╔══

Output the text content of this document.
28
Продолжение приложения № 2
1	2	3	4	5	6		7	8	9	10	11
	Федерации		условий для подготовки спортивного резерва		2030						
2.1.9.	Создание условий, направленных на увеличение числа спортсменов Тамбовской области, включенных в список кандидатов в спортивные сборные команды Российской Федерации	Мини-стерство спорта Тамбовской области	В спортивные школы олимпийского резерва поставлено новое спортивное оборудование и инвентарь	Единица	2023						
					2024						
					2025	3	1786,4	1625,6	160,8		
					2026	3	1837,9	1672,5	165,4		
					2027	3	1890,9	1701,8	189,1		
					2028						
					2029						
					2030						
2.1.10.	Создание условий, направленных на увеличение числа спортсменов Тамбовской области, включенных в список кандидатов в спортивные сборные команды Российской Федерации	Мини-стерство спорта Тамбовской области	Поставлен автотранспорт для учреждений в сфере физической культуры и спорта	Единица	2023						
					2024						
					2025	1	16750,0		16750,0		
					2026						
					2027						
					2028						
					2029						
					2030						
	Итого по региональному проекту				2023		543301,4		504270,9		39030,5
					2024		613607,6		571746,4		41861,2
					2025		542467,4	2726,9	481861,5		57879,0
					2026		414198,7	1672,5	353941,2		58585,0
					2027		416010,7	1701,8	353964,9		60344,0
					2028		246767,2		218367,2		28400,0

╚══

**What needs to be done**
Count the lines of the data that contain the string "направленных", and reply with that number alone.

**Answer**
2